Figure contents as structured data
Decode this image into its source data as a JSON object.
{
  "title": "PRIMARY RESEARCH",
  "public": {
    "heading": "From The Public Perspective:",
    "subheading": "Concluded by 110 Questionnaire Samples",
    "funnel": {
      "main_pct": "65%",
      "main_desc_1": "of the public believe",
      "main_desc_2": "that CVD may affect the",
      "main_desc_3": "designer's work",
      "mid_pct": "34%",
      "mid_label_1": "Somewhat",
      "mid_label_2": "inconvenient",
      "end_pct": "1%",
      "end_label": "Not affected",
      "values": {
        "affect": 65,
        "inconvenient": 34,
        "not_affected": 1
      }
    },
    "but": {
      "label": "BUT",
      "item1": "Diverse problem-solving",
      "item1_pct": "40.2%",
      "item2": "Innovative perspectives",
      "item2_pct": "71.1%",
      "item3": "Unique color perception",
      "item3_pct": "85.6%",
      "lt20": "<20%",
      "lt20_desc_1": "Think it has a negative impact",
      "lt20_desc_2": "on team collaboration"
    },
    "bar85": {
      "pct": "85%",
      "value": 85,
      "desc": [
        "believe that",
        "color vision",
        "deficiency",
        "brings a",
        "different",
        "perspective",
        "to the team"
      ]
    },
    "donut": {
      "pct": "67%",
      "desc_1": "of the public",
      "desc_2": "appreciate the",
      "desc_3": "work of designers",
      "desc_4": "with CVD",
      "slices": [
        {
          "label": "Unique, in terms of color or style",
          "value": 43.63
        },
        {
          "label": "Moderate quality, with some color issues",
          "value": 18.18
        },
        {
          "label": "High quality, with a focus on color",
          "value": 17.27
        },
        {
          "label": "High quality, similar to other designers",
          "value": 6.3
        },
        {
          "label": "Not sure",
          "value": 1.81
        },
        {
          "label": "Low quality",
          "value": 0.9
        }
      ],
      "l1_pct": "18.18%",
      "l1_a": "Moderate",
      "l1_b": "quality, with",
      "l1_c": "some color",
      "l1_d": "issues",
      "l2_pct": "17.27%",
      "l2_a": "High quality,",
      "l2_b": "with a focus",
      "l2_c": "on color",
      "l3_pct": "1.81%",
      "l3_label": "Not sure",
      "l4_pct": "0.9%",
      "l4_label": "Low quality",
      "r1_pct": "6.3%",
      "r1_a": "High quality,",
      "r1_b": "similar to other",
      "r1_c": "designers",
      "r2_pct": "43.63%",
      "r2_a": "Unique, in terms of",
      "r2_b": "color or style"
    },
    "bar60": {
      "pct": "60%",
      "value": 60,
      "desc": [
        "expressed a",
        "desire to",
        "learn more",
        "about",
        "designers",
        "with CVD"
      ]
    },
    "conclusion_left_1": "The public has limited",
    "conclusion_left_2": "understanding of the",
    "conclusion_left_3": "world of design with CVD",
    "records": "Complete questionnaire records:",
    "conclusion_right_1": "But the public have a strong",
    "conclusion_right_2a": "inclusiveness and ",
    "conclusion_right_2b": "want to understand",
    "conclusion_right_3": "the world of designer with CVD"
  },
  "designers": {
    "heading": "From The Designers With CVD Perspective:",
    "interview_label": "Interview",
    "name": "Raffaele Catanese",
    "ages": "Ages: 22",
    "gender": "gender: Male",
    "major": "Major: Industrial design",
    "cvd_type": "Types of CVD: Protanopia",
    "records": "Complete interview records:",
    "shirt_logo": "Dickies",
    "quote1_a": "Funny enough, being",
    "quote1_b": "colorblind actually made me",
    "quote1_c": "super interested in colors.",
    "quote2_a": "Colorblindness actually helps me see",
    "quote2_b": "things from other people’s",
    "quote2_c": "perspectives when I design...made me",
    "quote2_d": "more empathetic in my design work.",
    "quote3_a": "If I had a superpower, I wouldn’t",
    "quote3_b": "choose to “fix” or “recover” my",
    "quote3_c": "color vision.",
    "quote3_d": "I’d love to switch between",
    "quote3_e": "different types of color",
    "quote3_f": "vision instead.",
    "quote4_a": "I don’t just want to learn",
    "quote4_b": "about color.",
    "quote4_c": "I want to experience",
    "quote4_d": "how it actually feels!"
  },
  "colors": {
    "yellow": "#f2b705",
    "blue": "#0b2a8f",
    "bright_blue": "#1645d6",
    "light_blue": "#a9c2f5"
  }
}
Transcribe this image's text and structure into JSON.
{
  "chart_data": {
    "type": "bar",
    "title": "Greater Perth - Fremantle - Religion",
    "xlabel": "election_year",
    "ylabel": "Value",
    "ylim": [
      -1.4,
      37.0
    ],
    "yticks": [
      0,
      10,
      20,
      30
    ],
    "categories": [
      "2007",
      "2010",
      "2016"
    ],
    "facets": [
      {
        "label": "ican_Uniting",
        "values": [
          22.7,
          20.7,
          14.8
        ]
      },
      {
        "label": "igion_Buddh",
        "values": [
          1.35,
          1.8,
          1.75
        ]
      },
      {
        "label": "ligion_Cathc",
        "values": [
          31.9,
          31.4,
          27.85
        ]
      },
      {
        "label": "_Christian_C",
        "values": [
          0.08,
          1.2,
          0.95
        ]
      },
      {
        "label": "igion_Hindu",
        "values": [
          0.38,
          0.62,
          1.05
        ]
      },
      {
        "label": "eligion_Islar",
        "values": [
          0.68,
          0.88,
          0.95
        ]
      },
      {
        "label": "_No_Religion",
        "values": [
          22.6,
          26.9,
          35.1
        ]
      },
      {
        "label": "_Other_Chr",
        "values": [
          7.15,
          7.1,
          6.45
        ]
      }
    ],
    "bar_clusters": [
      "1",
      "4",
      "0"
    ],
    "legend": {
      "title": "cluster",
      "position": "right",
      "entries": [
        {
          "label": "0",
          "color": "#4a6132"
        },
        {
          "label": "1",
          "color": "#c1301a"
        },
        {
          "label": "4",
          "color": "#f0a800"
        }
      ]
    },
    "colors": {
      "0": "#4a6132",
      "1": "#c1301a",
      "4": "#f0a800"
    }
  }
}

PROBLEM TO WORK ON » Pick out every line above that contains the word "focus" and copy it.

FULL OUTPUT »
          "label": "High quality, with a focus on color",
      "l2_b": "with a focus",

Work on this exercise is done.